Source data:
%%

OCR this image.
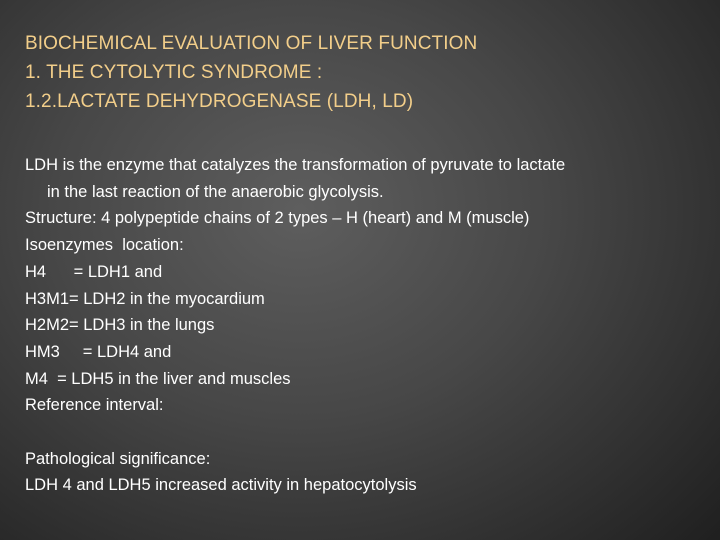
BIOCHEMICAL EVALUATION OF LIVER FUNCTION
1. THE CYTOLYTIC SYNDROME :
1.2.LACTATE DEHYDROGENASE (LDH, LD)
LDH is the enzyme that catalyzes the transformation of pyruvate to lactate
in the last reaction of the anaerobic glycolysis.
Structure: 4 polypeptide chains of 2 types – H (heart) and M (muscle)
Isoenzymes  location:
H4      = LDH1 and
H3M1= LDH2 in the myocardium
H2M2= LDH3 in the lungs
HM3     = LDH4 and
M4  = LDH5 in the liver and muscles
Reference interval:
Pathological significance:
LDH 4 and LDH5 increased activity in hepatocytolysis
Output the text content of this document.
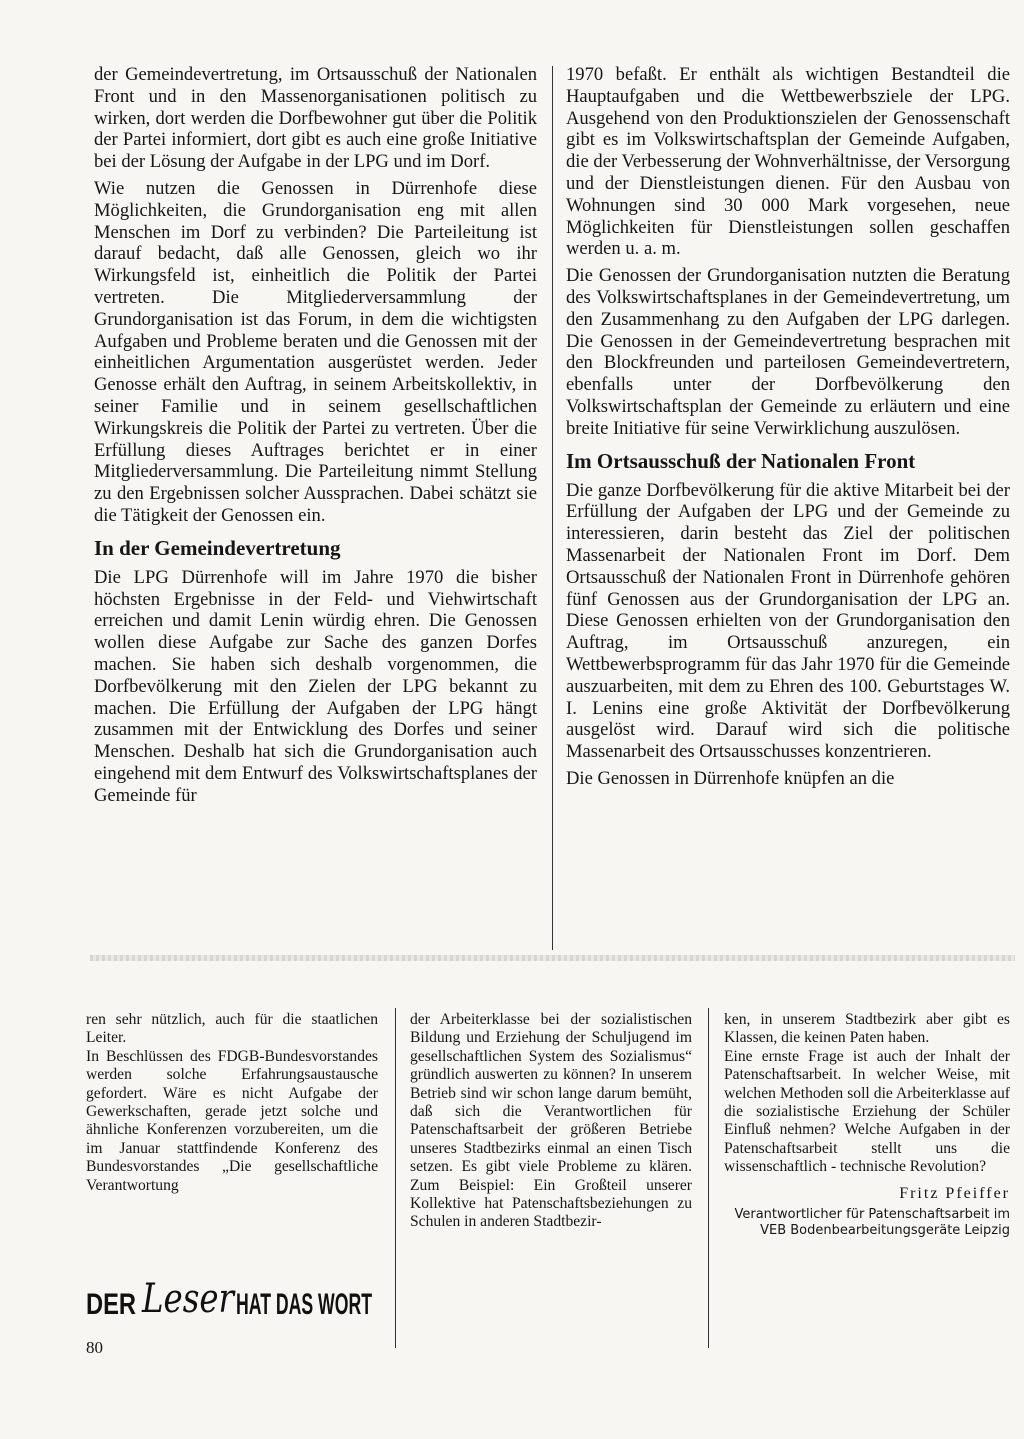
der Gemeindevertretung, im Ortsausschuß der Nationalen Front und in den Massenorganisationen politisch zu wirken, dort werden die Dorfbewohner gut über die Politik der Partei informiert, dort gibt es auch eine große Initiative bei der Lösung der Aufgabe in der LPG und im Dorf.

Wie nutzen die Genossen in Dürrenhofe diese Möglichkeiten, die Grundorganisation eng mit allen Menschen im Dorf zu verbinden? Die Parteileitung ist darauf bedacht, daß alle Genossen, gleich wo ihr Wirkungsfeld ist, einheitlich die Politik der Partei vertreten. Die Mitgliederversammlung der Grundorganisation ist das Forum, in dem die wichtigsten Aufgaben und Probleme beraten und die Genossen mit der einheitlichen Argumentation ausgerüstet werden. Jeder Genosse erhält den Auftrag, in seinem Arbeitskollektiv, in seiner Familie und in seinem gesellschaftlichen Wirkungskreis die Politik der Partei zu vertreten. Über die Erfüllung dieses Auftrages berichtet er in einer Mitgliederversammlung. Die Parteileitung nimmt Stellung zu den Ergebnissen solcher Aussprachen. Dabei schätzt sie die Tätigkeit der Genossen ein.

In der Gemeindevertretung

Die LPG Dürrenhofe will im Jahre 1970 die bisher höchsten Ergebnisse in der Feld- und Viehwirtschaft erreichen und damit Lenin würdig ehren. Die Genossen wollen diese Aufgabe zur Sache des ganzen Dorfes machen. Sie haben sich deshalb vorgenommen, die Dorfbevölkerung mit den Zielen der LPG bekannt zu machen. Die Erfüllung der Aufgaben der LPG hängt zusammen mit der Entwicklung des Dorfes und seiner Menschen. Deshalb hat sich die Grundorganisation auch eingehend mit dem Entwurf des Volkswirtschaftsplanes der Gemeinde für

1970 befaßt. Er enthält als wichtigen Bestandteil die Hauptaufgaben und die Wettbewerbsziele der LPG. Ausgehend von den Produktionszielen der Genossenschaft gibt es im Volkswirtschaftsplan der Gemeinde Aufgaben, die der Verbesserung der Wohnverhältnisse, der Versorgung und der Dienstleistungen dienen. Für den Ausbau von Wohnungen sind 30 000 Mark vorgesehen, neue Möglichkeiten für Dienstleistungen sollen geschaffen werden u. a. m.

Die Genossen der Grundorganisation nutzten die Beratung des Volkswirtschaftsplanes in der Gemeindevertretung, um den Zusammenhang zu den Aufgaben der LPG darlegen. Die Genossen in der Gemeindevertretung besprachen mit den Blockfreunden und parteilosen Gemeindevertretern, ebenfalls unter der Dorfbevölkerung den Volkswirtschaftsplan der Gemeinde zu erläutern und eine breite Initiative für seine Verwirklichung auszulösen.

Im Ortsausschuß der Nationalen Front

Die ganze Dorfbevölkerung für die aktive Mitarbeit bei der Erfüllung der Aufgaben der LPG und der Gemeinde zu interessieren, darin besteht das Ziel der politischen Massenarbeit der Nationalen Front im Dorf. Dem Ortsausschuß der Nationalen Front in Dürrenhofe gehören fünf Genossen aus der Grundorganisation der LPG an. Diese Genossen erhielten von der Grundorganisation den Auftrag, im Ortsausschuß anzuregen, ein Wettbewerbsprogramm für das Jahr 1970 für die Gemeinde auszuarbeiten, mit dem zu Ehren des 100. Geburtstages W. I. Lenins eine große Aktivität der Dorfbevölkerung ausgelöst wird. Darauf wird sich die politische Massenarbeit des Ortsausschusses konzentrieren.

Die Genossen in Dürrenhofe knüpfen an die

ren sehr nützlich, auch für die staatlichen Leiter.

In Beschlüssen des FDGB-Bundesvorstandes werden solche Erfahrungsaustausche gefordert. Wäre es nicht Aufgabe der Gewerkschaften, gerade jetzt solche und ähnliche Konferenzen vorzubereiten, um die im Januar stattfindende Konferenz des Bundesvorstandes „Die gesellschaftliche Verantwortung

der Arbeiterklasse bei der sozialistischen Bildung und Erziehung der Schuljugend im gesellschaftlichen System des Sozialismus“ gründlich auswerten zu können? In unserem Betrieb sind wir schon lange darum bemüht, daß sich die Verantwortlichen für Patenschaftsarbeit der größeren Betriebe unseres Stadtbezirks einmal an einen Tisch setzen. Es gibt viele Probleme zu klären. Zum Beispiel: Ein Großteil unserer Kollektive hat Patenschaftsbeziehungen zu Schulen in anderen Stadtbezir-

ken, in unserem Stadtbezirk aber gibt es Klassen, die keinen Paten haben.

Eine ernste Frage ist auch der Inhalt der Patenschaftsarbeit. In welcher Weise, mit welchen Methoden soll die Arbeiterklasse auf die sozialistische Erziehung der Schüler Einfluß nehmen? Welche Aufgaben in der Patenschaftsarbeit stellt uns die wissenschaftlich - technische Revolution?

Fritz Pfeiffer

Verantwortlicher für Patenschaftsarbeit im VEB Bodenbearbeitungsgeräte Leipzig

DER Leser HAT DAS WORT
80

%%

Work to be completed: Lines with the word "this": how many are there in the material? Answer with the number alone.

Answer area: 2